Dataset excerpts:
-- -- --

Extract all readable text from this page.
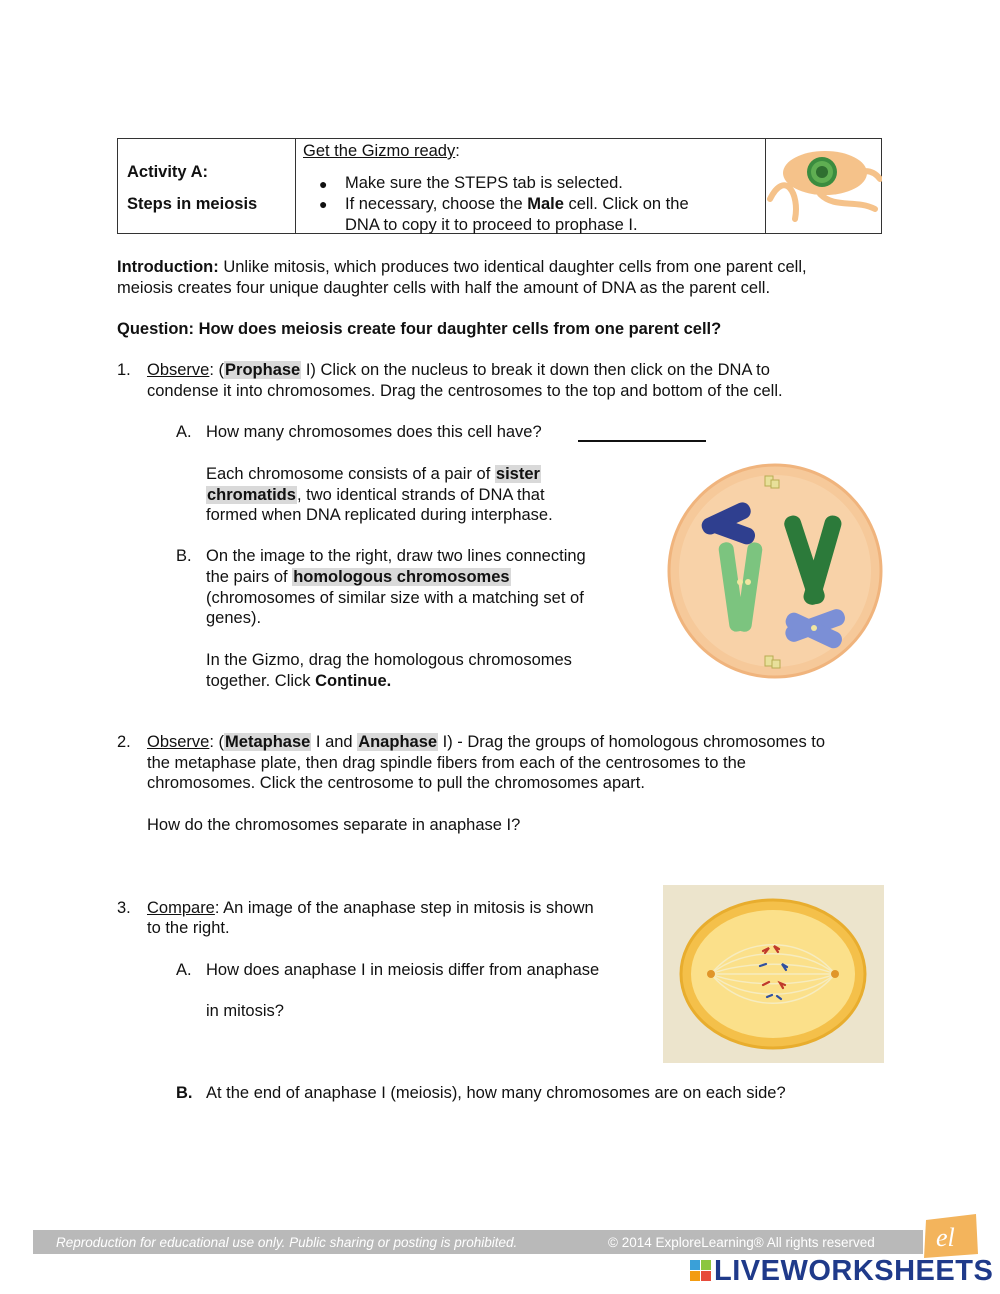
Activity A:
Steps in meiosis
Get the Gizmo ready:
● Make sure the STEPS tab is selected.
● If necessary, choose the Male cell. Click on the
DNA to copy it to proceed to prophase I.
Introduction: Unlike mitosis, which produces two identical daughter cells from one parent cell,
meiosis creates four unique daughter cells with half the amount of DNA as the parent cell.
Question: How does meiosis create four daughter cells from one parent cell?
1. Observe: (Prophase I) Click on the nucleus to break it down then click on the DNA to
condense it into chromosomes. Drag the centrosomes to the top and bottom of the cell.
A. How many chromosomes does this cell have?
Each chromosome consists of a pair of sister
chromatids, two identical strands of DNA that
formed when DNA replicated during interphase.
B. On the image to the right, draw two lines connecting
the pairs of homologous chromosomes
(chromosomes of similar size with a matching set of
genes).
In the Gizmo, drag the homologous chromosomes
together. Click Continue.
2. Observe: (Metaphase I and Anaphase I) - Drag the groups of homologous chromosomes to
the metaphase plate, then drag spindle fibers from each of the centrosomes to the
chromosomes. Click the centrosome to pull the chromosomes apart.
How do the chromosomes separate in anaphase I?
3. Compare: An image of the anaphase step in mitosis is shown
to the right.
A. How does anaphase I in meiosis differ from anaphase
in mitosis?
B. At the end of anaphase I (meiosis), how many chromosomes are on each side?
Reproduction for educational use only. Public sharing or posting is prohibited.	© 2014 ExploreLearning® All rights reserved el
LIVEWORKSHEETS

-- -- --

Please give all of the data again, exact and free of pictures.

Extract all readable text from this page.
Activity A:
Steps in meiosis
Get the Gizmo ready:
● Make sure the STEPS tab is selected.
● If necessary, choose the Male cell. Click on the
DNA to copy it to proceed to prophase I.
Introduction: Unlike mitosis, which produces two identical daughter cells from one parent cell,
meiosis creates four unique daughter cells with half the amount of DNA as the parent cell.
Question: How does meiosis create four daughter cells from one parent cell?
1. Observe: (Prophase I) Click on the nucleus to break it down then click on the DNA to
condense it into chromosomes. Drag the centrosomes to the top and bottom of the cell.
A. How many chromosomes does this cell have?
Each chromosome consists of a pair of sister
chromatids, two identical strands of DNA that
formed when DNA replicated during interphase.
B. On the image to the right, draw two lines connecting
the pairs of homologous chromosomes
(chromosomes of similar size with a matching set of
genes).
In the Gizmo, drag the homologous chromosomes
together. Click Continue.
2. Observe: (Metaphase I and Anaphase I) - Drag the groups of homologous chromosomes to
the metaphase plate, then drag spindle fibers from each of the centrosomes to the
chromosomes. Click the centrosome to pull the chromosomes apart.
How do the chromosomes separate in anaphase I?
3. Compare: An image of the anaphase step in mitosis is shown
to the right.
A. How does anaphase I in meiosis differ from anaphase
in mitosis?
B. At the end of anaphase I (meiosis), how many chromosomes are on each side?
Reproduction for educational use only. Public sharing or posting is prohibited.	© 2014 ExploreLearning® All rights reserved el
LIVEWORKSHEETS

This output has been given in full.